** start **

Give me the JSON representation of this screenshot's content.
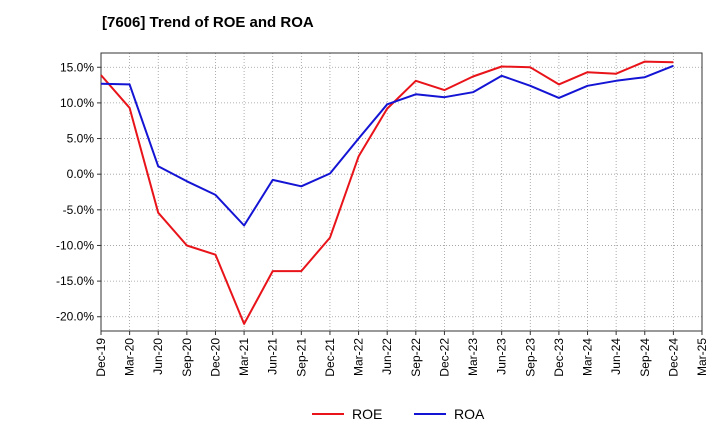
{
  "chart_data": {
    "type": "line",
    "title": "[7606]  Trend of ROE and ROA",
    "xlabel": "",
    "ylabel": "",
    "x": [
      "Dec-19",
      "Mar-20",
      "Jun-20",
      "Sep-20",
      "Dec-20",
      "Mar-21",
      "Jun-21",
      "Sep-21",
      "Dec-21",
      "Mar-22",
      "Jun-22",
      "Sep-22",
      "Dec-22",
      "Mar-23",
      "Jun-23",
      "Sep-23",
      "Dec-23",
      "Mar-24",
      "Jun-24",
      "Sep-24",
      "Dec-24",
      "Mar-25"
    ],
    "ylim": [
      -22,
      17
    ],
    "yticks": [
      {
        "value": 15,
        "label": "15.0%"
      },
      {
        "value": 10,
        "label": "10.0%"
      },
      {
        "value": 5,
        "label": "5.0%"
      },
      {
        "value": 0,
        "label": "0.0%"
      },
      {
        "value": -5,
        "label": "-5.0%"
      },
      {
        "value": -10,
        "label": "-10.0%"
      },
      {
        "value": -15,
        "label": "-15.0%"
      },
      {
        "value": -20,
        "label": "-20.0%"
      }
    ],
    "grid": true,
    "legend_position": "bottom",
    "series": [
      {
        "name": "ROE",
        "color": "#e8141a",
        "values": [
          13.9,
          9.3,
          -5.4,
          -10.0,
          -11.3,
          -21.0,
          -13.6,
          -13.6,
          -8.9,
          2.5,
          9.2,
          13.1,
          11.8,
          13.7,
          15.1,
          15.0,
          12.6,
          14.3,
          14.1,
          15.8,
          15.7,
          null
        ]
      },
      {
        "name": "ROA",
        "color": "#1414d4",
        "values": [
          12.7,
          12.6,
          1.1,
          -1.0,
          -2.9,
          -7.2,
          -0.8,
          -1.7,
          0.1,
          5.0,
          9.8,
          11.2,
          10.8,
          11.5,
          13.8,
          12.4,
          10.7,
          12.4,
          13.1,
          13.6,
          15.2,
          null
        ]
      }
    ]
  }
}
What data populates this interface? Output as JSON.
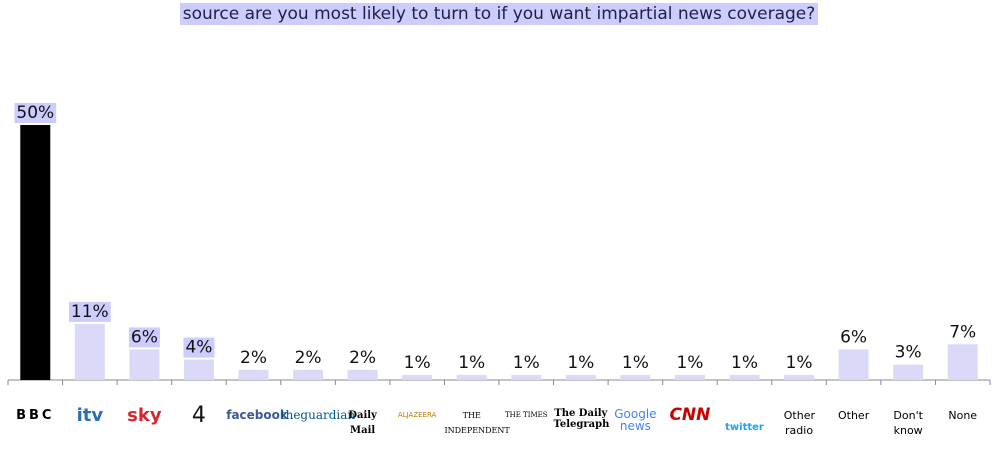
{
  "chart_data": {
    "type": "bar",
    "title": "source are you most likely to turn to if you want impartial news coverage?",
    "categories": [
      "BBC",
      "itv",
      "sky",
      "4",
      "facebook",
      "theguardian",
      "Daily Mail",
      "ALJAZEERA",
      "THE INDEPENDENT",
      "THE TIMES",
      "The Daily Telegraph",
      "Google news",
      "CNN",
      "twitter",
      "Other radio",
      "Other",
      "Don't know",
      "None"
    ],
    "values": [
      50,
      11,
      6,
      4,
      2,
      2,
      2,
      1,
      1,
      1,
      1,
      1,
      1,
      1,
      1,
      6,
      3,
      7
    ],
    "value_labels": [
      "50%",
      "11%",
      "6%",
      "4%",
      "2%",
      "2%",
      "2%",
      "1%",
      "1%",
      "1%",
      "1%",
      "1%",
      "1%",
      "1%",
      "1%",
      "6%",
      "3%",
      "7%"
    ],
    "colors": [
      "#000000",
      "#dadaf8",
      "#dadaf8",
      "#dadaf8",
      "#dadaf8",
      "#dadaf8",
      "#dadaf8",
      "#dadaf8",
      "#dadaf8",
      "#dadaf8",
      "#dadaf8",
      "#dadaf8",
      "#dadaf8",
      "#dadaf8",
      "#dadaf8",
      "#dadaf8",
      "#dadaf8",
      "#dadaf8"
    ]
  }
}
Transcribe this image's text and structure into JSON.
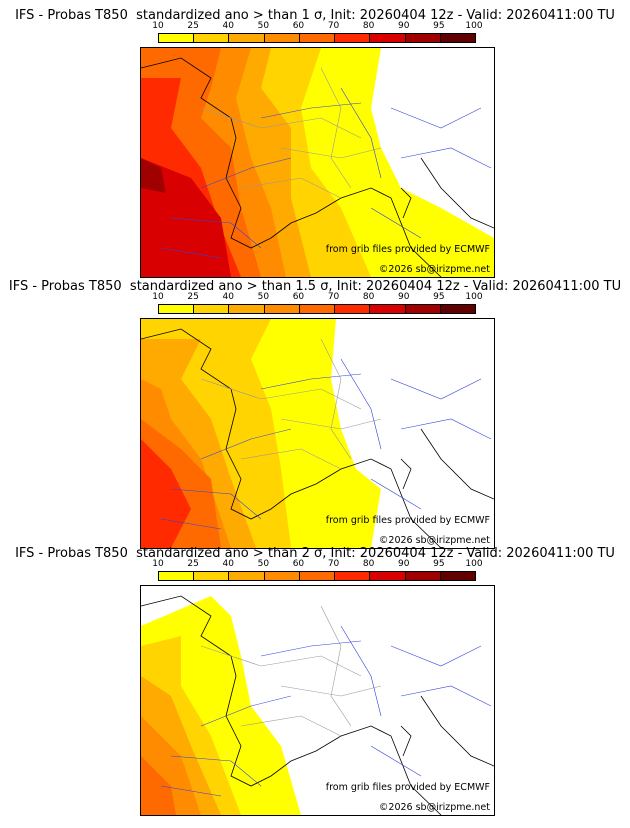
{
  "colorbar": {
    "ticks": [
      "10",
      "25",
      "40",
      "50",
      "60",
      "70",
      "80",
      "90",
      "95",
      "100"
    ],
    "colors": [
      "#ffff00",
      "#ffd400",
      "#ffaa00",
      "#ff8c00",
      "#ff6a00",
      "#ff2a00",
      "#d80000",
      "#a00000",
      "#600000"
    ]
  },
  "panels": [
    {
      "title": "IFS - Probas T850  standardized ano > than 1 σ, Init: 20260404 12z - Valid: 20260411:00 TU",
      "level": 1
    },
    {
      "title": "IFS - Probas T850  standardized ano > than 1.5 σ, Init: 20260404 12z - Valid: 20260411:00 TU",
      "level": 2
    },
    {
      "title": "IFS - Probas T850  standardized ano > than 2 σ, Init: 20260404 12z - Valid: 20260411:00 TU",
      "level": 3
    }
  ],
  "credits": {
    "source": "from grib files provided by ECMWF",
    "copyright": "©2026 sb@irizpme.net"
  }
}
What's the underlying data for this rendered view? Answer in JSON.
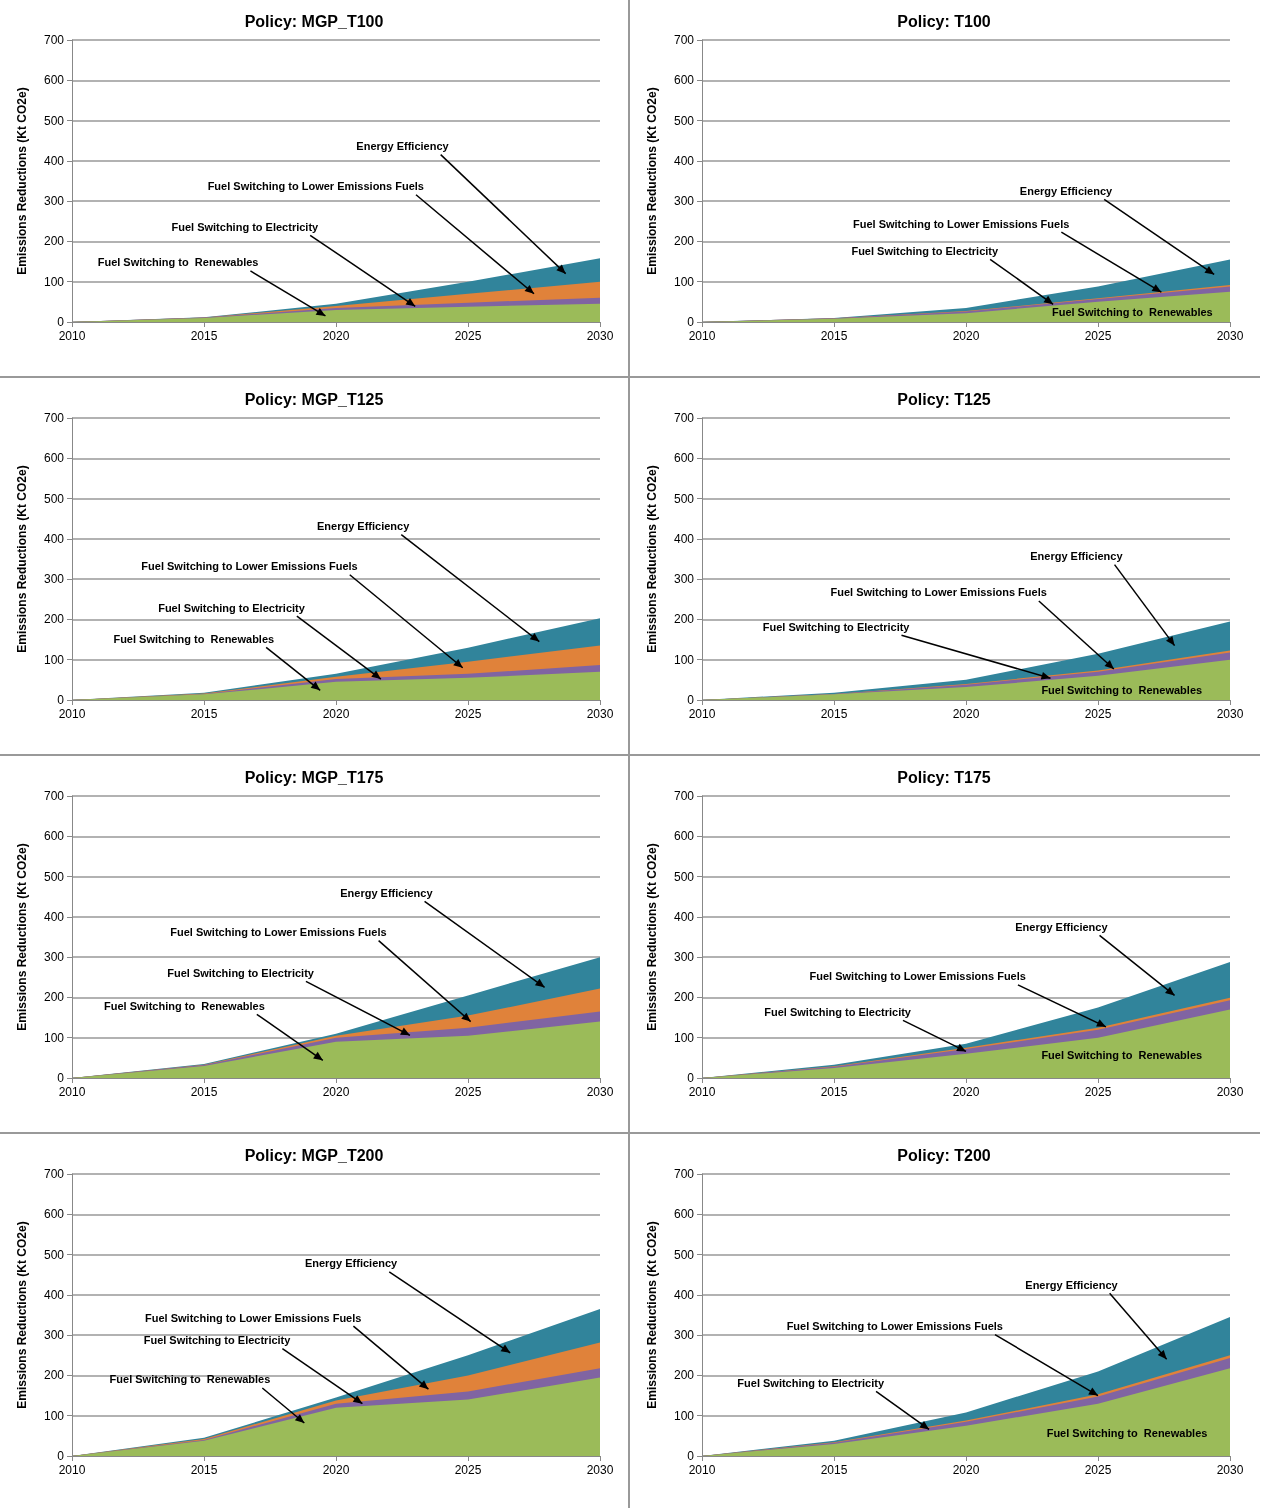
{
  "chart_data": [
    {
      "type": "area",
      "stacked": true,
      "title": "Policy: MGP_T100",
      "ylabel": "Emissions Reductions (Kt CO2e)",
      "x": [
        2010,
        2015,
        2020,
        2025,
        2030
      ],
      "xlim": [
        2010,
        2030
      ],
      "xticks": [
        2010,
        2015,
        2020,
        2025,
        2030
      ],
      "ylim": [
        0,
        700
      ],
      "yticks": [
        0,
        100,
        200,
        300,
        400,
        500,
        600,
        700
      ],
      "grid": "y",
      "series": [
        {
          "color": "#9bbb59",
          "values": [
            0,
            10,
            30,
            38,
            45
          ]
        },
        {
          "color": "#8064a2",
          "values": [
            0,
            1,
            5,
            10,
            15
          ]
        },
        {
          "color": "#e0823a",
          "values": [
            0,
            0,
            5,
            22,
            40
          ]
        },
        {
          "color": "#31849b",
          "values": [
            0,
            1,
            5,
            30,
            58
          ]
        }
      ],
      "annotations": [
        "Energy Efficiency",
        "Fuel Switching to Lower Emissions Fuels",
        {
          "text": "Fuel Switching to Electricity",
          "x": 2023,
          "y": 39
        },
        "Fuel Switching to  Renewables"
      ]
    },
    {
      "type": "area",
      "stacked": true,
      "title": "Policy: T100",
      "ylabel": "Emissions Reductions (Kt CO2e)",
      "x": [
        2010,
        2015,
        2020,
        2025,
        2030
      ],
      "xlim": [
        2010,
        2030
      ],
      "xticks": [
        2010,
        2015,
        2020,
        2025,
        2030
      ],
      "ylim": [
        0,
        700
      ],
      "yticks": [
        0,
        100,
        200,
        300,
        400,
        500,
        600,
        700
      ],
      "grid": "y",
      "series": [
        {
          "color": "#9bbb59",
          "values": [
            0,
            8,
            22,
            50,
            75
          ]
        },
        {
          "color": "#8064a2",
          "values": [
            0,
            1,
            4,
            7,
            13
          ]
        },
        {
          "color": "#e0823a",
          "values": [
            0,
            0,
            1,
            2,
            4
          ]
        },
        {
          "color": "#31849b",
          "values": [
            0,
            1,
            8,
            29,
            63
          ]
        }
      ],
      "annotations": [
        "Energy Efficiency",
        {
          "text": "Fuel Switching to Lower Emissions Fuels",
          "x": 2027.4,
          "y": 74
        },
        {
          "text": "Fuel Switching to Electricity",
          "x": 2023.3,
          "y": 44
        },
        "Fuel Switching to  Renewables"
      ]
    },
    {
      "type": "area",
      "stacked": true,
      "title": "Policy: MGP_T125",
      "ylabel": "Emissions Reductions (Kt CO2e)",
      "x": [
        2010,
        2015,
        2020,
        2025,
        2030
      ],
      "xlim": [
        2010,
        2030
      ],
      "xticks": [
        2010,
        2015,
        2020,
        2025,
        2030
      ],
      "ylim": [
        0,
        700
      ],
      "yticks": [
        0,
        100,
        200,
        300,
        400,
        500,
        600,
        700
      ],
      "grid": "y",
      "series": [
        {
          "color": "#9bbb59",
          "values": [
            0,
            14,
            45,
            55,
            70
          ]
        },
        {
          "color": "#8064a2",
          "values": [
            0,
            1,
            7,
            10,
            17
          ]
        },
        {
          "color": "#e0823a",
          "values": [
            0,
            1,
            6,
            30,
            48
          ]
        },
        {
          "color": "#31849b",
          "values": [
            0,
            2,
            7,
            35,
            68
          ]
        }
      ],
      "annotations": [
        "Energy Efficiency",
        "Fuel Switching to Lower Emissions Fuels",
        {
          "text": "Fuel Switching to Electricity",
          "x": 2021.7,
          "y": 52
        },
        "Fuel Switching to  Renewables"
      ]
    },
    {
      "type": "area",
      "stacked": true,
      "title": "Policy: T125",
      "ylabel": "Emissions Reductions (Kt CO2e)",
      "x": [
        2010,
        2015,
        2020,
        2025,
        2030
      ],
      "xlim": [
        2010,
        2030
      ],
      "xticks": [
        2010,
        2015,
        2020,
        2025,
        2030
      ],
      "ylim": [
        0,
        700
      ],
      "yticks": [
        0,
        100,
        200,
        300,
        400,
        500,
        600,
        700
      ],
      "grid": "y",
      "series": [
        {
          "color": "#9bbb59",
          "values": [
            0,
            14,
            32,
            60,
            100
          ]
        },
        {
          "color": "#8064a2",
          "values": [
            0,
            1,
            6,
            10,
            18
          ]
        },
        {
          "color": "#e0823a",
          "values": [
            0,
            0,
            2,
            3,
            5
          ]
        },
        {
          "color": "#31849b",
          "values": [
            0,
            3,
            10,
            42,
            72
          ]
        }
      ],
      "annotations": [
        "Energy Efficiency",
        {
          "text": "Fuel Switching to Lower Emissions Fuels",
          "x": 2025.6,
          "y": 77
        },
        {
          "text": "Fuel Switching to Electricity",
          "x": 2023.2,
          "y": 54
        },
        "Fuel Switching to  Renewables"
      ]
    },
    {
      "type": "area",
      "stacked": true,
      "title": "Policy: MGP_T175",
      "ylabel": "Emissions Reductions (Kt CO2e)",
      "x": [
        2010,
        2015,
        2020,
        2025,
        2030
      ],
      "xlim": [
        2010,
        2030
      ],
      "xticks": [
        2010,
        2015,
        2020,
        2025,
        2030
      ],
      "ylim": [
        0,
        700
      ],
      "yticks": [
        0,
        100,
        200,
        300,
        400,
        500,
        600,
        700
      ],
      "grid": "y",
      "series": [
        {
          "color": "#9bbb59",
          "values": [
            0,
            30,
            90,
            105,
            140
          ]
        },
        {
          "color": "#8064a2",
          "values": [
            0,
            2,
            10,
            20,
            25
          ]
        },
        {
          "color": "#e0823a",
          "values": [
            0,
            1,
            5,
            30,
            57
          ]
        },
        {
          "color": "#31849b",
          "values": [
            0,
            2,
            5,
            50,
            78
          ]
        }
      ],
      "annotations": [
        "Energy Efficiency",
        "Fuel Switching to Lower Emissions Fuels",
        {
          "text": "Fuel Switching to Electricity",
          "x": 2022.8,
          "y": 106
        },
        "Fuel Switching to  Renewables"
      ]
    },
    {
      "type": "area",
      "stacked": true,
      "title": "Policy: T175",
      "ylabel": "Emissions Reductions (Kt CO2e)",
      "x": [
        2010,
        2015,
        2020,
        2025,
        2030
      ],
      "xlim": [
        2010,
        2030
      ],
      "xticks": [
        2010,
        2015,
        2020,
        2025,
        2030
      ],
      "ylim": [
        0,
        700
      ],
      "yticks": [
        0,
        100,
        200,
        300,
        400,
        500,
        600,
        700
      ],
      "grid": "y",
      "series": [
        {
          "color": "#9bbb59",
          "values": [
            0,
            25,
            60,
            100,
            170
          ]
        },
        {
          "color": "#8064a2",
          "values": [
            0,
            3,
            12,
            20,
            23
          ]
        },
        {
          "color": "#e0823a",
          "values": [
            0,
            1,
            3,
            5,
            6
          ]
        },
        {
          "color": "#31849b",
          "values": [
            0,
            4,
            10,
            50,
            89
          ]
        }
      ],
      "annotations": [
        "Energy Efficiency",
        {
          "text": "Fuel Switching to Lower Emissions Fuels",
          "x": 2025.3,
          "y": 127
        },
        {
          "text": "Fuel Switching to Electricity",
          "x": 2020,
          "y": 66
        },
        "Fuel Switching to  Renewables"
      ]
    },
    {
      "type": "area",
      "stacked": true,
      "title": "Policy: MGP_T200",
      "ylabel": "Emissions Reductions (Kt CO2e)",
      "x": [
        2010,
        2015,
        2020,
        2025,
        2030
      ],
      "xlim": [
        2010,
        2030
      ],
      "xticks": [
        2010,
        2015,
        2020,
        2025,
        2030
      ],
      "ylim": [
        0,
        700
      ],
      "yticks": [
        0,
        100,
        200,
        300,
        400,
        500,
        600,
        700
      ],
      "grid": "y",
      "series": [
        {
          "color": "#9bbb59",
          "values": [
            0,
            38,
            120,
            140,
            195
          ]
        },
        {
          "color": "#8064a2",
          "values": [
            0,
            2,
            10,
            20,
            23
          ]
        },
        {
          "color": "#e0823a",
          "values": [
            0,
            2,
            8,
            40,
            64
          ]
        },
        {
          "color": "#31849b",
          "values": [
            0,
            3,
            7,
            50,
            83
          ]
        }
      ],
      "annotations": [
        "Energy Efficiency",
        "Fuel Switching to Lower Emissions Fuels",
        {
          "text": "Fuel Switching to Electricity",
          "x": 2021,
          "y": 130
        },
        "Fuel Switching to  Renewables"
      ]
    },
    {
      "type": "area",
      "stacked": true,
      "title": "Policy: T200",
      "ylabel": "Emissions Reductions (Kt CO2e)",
      "x": [
        2010,
        2015,
        2020,
        2025,
        2030
      ],
      "xlim": [
        2010,
        2030
      ],
      "xticks": [
        2010,
        2015,
        2020,
        2025,
        2030
      ],
      "ylim": [
        0,
        700
      ],
      "yticks": [
        0,
        100,
        200,
        300,
        400,
        500,
        600,
        700
      ],
      "grid": "y",
      "series": [
        {
          "color": "#9bbb59",
          "values": [
            0,
            30,
            75,
            130,
            218
          ]
        },
        {
          "color": "#8064a2",
          "values": [
            0,
            3,
            10,
            18,
            25
          ]
        },
        {
          "color": "#e0823a",
          "values": [
            0,
            1,
            3,
            5,
            7
          ]
        },
        {
          "color": "#31849b",
          "values": [
            0,
            4,
            20,
            57,
            95
          ]
        }
      ],
      "annotations": [
        "Energy Efficiency",
        {
          "text": "Fuel Switching to Lower Emissions Fuels",
          "x": 2025,
          "y": 150
        },
        {
          "text": "Fuel Switching to Electricity",
          "x": 2018.6,
          "y": 66
        },
        "Fuel Switching to  Renewables"
      ]
    }
  ]
}
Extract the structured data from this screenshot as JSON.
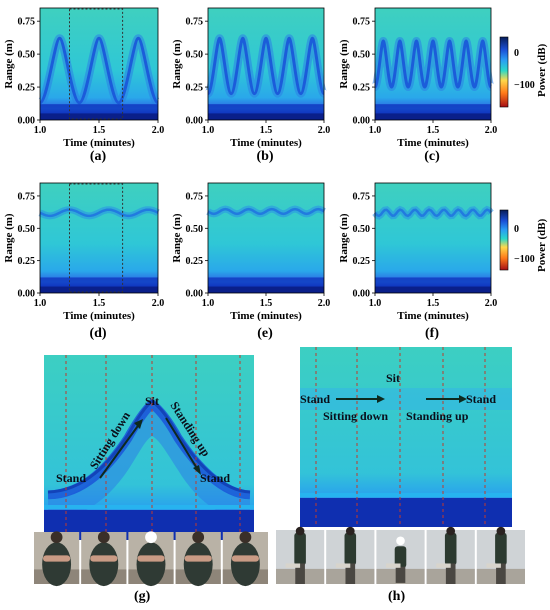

** end **

Copy every line above in which the string "screenshot" shows up.

Give me the JSON representation of this screenshot's content.
Extract the structured data from this screenshot as JSON.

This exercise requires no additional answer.